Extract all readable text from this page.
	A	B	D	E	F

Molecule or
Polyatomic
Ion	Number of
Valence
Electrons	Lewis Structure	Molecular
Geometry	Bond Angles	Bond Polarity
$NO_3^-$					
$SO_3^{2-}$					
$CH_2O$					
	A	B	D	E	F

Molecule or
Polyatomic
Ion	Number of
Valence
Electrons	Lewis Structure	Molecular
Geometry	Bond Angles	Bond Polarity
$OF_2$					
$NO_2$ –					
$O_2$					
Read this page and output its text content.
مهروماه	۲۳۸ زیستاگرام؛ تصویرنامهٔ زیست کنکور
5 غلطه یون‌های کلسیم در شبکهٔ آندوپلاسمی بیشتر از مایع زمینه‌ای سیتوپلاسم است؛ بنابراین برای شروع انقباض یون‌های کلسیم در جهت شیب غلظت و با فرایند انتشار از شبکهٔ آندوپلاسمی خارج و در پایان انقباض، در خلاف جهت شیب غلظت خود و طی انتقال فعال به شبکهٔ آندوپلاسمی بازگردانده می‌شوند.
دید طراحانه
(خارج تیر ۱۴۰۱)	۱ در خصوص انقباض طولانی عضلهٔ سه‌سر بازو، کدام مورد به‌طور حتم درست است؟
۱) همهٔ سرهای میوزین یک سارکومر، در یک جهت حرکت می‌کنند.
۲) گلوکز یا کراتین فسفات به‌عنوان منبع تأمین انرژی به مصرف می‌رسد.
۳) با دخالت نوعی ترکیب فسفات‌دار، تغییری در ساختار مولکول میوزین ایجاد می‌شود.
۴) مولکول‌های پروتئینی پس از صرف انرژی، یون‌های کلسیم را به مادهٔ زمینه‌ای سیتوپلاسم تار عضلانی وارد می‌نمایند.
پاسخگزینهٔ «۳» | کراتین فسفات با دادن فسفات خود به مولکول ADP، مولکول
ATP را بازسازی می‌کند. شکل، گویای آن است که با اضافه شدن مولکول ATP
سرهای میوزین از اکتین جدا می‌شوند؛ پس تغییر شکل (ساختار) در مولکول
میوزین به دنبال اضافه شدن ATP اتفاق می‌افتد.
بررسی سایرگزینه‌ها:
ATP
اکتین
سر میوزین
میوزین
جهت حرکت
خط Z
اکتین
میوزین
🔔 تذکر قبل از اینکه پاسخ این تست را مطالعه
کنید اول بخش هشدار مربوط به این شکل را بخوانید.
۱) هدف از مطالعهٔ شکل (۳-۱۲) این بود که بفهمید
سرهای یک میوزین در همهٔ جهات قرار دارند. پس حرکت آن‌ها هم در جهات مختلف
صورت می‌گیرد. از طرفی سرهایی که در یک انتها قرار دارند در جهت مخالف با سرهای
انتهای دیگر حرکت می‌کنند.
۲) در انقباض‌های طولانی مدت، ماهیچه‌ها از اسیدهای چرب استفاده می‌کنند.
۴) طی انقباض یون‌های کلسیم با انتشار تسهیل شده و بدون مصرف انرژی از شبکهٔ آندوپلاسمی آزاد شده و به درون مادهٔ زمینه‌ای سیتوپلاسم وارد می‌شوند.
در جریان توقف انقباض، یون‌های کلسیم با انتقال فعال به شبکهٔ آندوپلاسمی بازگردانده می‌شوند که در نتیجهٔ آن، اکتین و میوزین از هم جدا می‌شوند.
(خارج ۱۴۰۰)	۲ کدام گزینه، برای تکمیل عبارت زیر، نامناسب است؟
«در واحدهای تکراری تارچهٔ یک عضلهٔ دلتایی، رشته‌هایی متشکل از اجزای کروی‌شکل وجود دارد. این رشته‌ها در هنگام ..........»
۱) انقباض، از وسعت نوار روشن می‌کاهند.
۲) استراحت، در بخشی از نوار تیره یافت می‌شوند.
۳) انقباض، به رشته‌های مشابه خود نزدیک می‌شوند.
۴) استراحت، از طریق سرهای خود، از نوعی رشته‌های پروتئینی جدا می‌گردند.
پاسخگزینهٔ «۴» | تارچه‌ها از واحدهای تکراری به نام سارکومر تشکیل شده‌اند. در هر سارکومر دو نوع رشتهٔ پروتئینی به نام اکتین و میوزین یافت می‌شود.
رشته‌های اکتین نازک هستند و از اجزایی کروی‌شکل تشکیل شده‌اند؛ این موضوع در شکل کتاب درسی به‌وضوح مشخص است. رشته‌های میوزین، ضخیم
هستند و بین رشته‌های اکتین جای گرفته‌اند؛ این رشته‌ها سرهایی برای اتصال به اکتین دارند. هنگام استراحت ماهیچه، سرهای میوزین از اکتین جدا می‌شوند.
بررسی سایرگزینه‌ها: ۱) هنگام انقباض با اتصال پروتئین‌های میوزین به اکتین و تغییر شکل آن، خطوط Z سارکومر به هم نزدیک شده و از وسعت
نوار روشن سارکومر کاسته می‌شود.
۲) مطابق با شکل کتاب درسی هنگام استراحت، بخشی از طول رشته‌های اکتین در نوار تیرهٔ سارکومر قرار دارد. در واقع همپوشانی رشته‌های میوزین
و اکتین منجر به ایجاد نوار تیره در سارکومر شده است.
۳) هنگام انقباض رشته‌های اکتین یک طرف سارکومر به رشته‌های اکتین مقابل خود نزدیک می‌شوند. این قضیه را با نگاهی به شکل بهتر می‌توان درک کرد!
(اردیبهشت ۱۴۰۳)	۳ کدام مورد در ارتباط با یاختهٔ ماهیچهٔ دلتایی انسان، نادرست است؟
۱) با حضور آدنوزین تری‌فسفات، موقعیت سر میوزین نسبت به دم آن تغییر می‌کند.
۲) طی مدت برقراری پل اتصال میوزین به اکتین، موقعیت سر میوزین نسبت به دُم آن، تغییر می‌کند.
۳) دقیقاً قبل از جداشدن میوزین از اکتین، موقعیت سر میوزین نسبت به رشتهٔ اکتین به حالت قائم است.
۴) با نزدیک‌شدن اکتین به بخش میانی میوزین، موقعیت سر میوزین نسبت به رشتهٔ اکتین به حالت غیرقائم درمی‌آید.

+++++

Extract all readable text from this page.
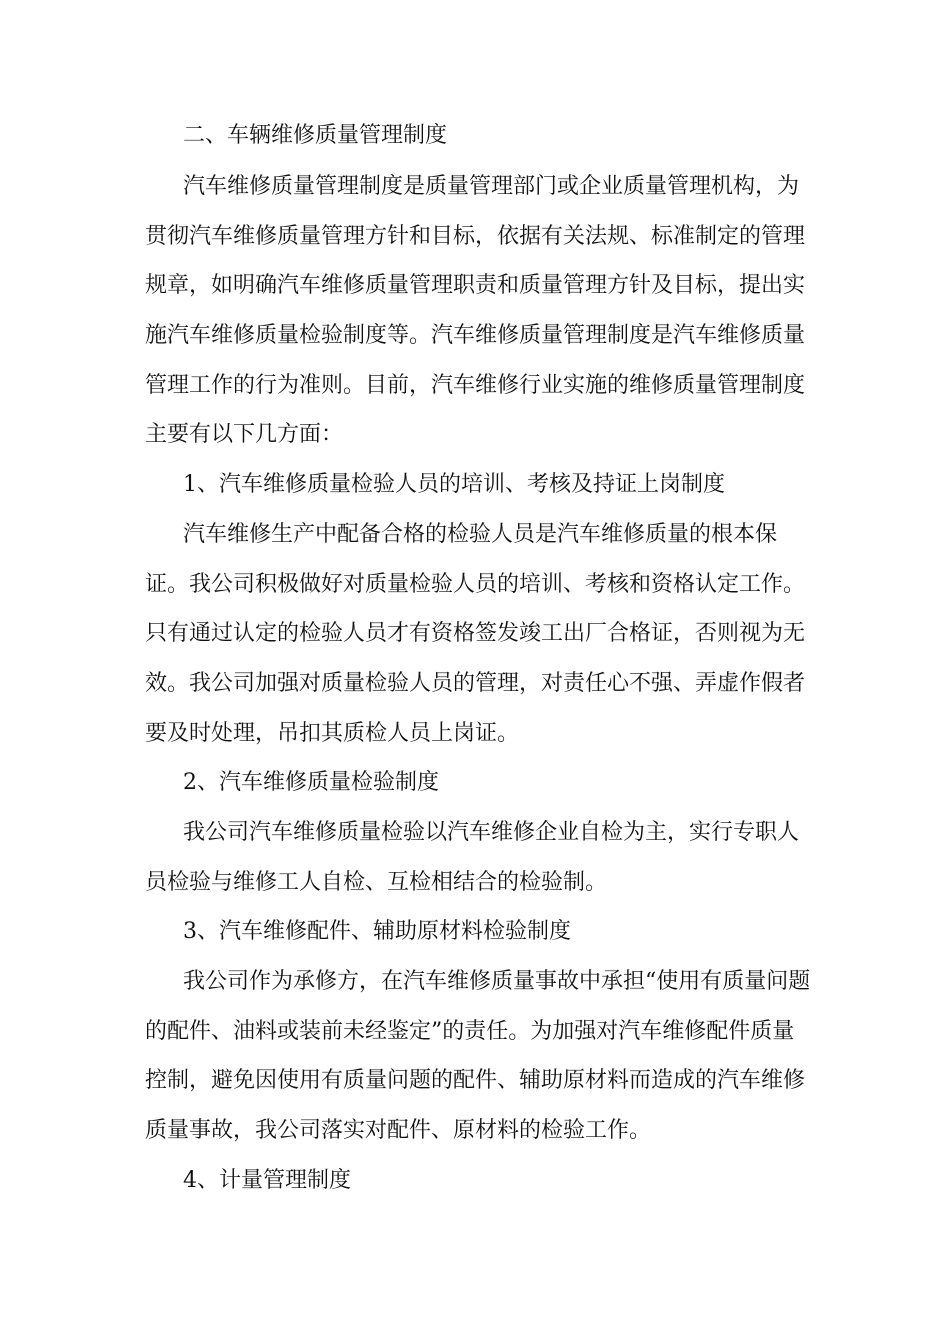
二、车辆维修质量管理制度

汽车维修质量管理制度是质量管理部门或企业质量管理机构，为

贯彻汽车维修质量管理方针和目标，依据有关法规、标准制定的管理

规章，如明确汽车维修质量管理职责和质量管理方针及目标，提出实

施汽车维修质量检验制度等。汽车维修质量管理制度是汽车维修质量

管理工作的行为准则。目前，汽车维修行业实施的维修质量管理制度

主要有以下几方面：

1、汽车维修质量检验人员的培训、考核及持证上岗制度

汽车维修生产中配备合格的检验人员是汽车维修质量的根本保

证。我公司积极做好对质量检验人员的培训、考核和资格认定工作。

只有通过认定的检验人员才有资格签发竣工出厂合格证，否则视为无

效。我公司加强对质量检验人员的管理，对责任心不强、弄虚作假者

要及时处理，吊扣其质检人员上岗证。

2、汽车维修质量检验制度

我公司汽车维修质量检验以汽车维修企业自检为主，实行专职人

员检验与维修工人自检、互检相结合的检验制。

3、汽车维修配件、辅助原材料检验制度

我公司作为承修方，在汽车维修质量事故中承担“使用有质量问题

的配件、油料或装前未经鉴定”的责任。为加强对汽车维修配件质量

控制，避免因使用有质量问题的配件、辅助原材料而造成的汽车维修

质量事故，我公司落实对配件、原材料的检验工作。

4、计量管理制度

+++++

● **Your goal**: Go over the records above line by line and count those holding the word "کدام". Reply only with the number.

● **Finished answer**: 3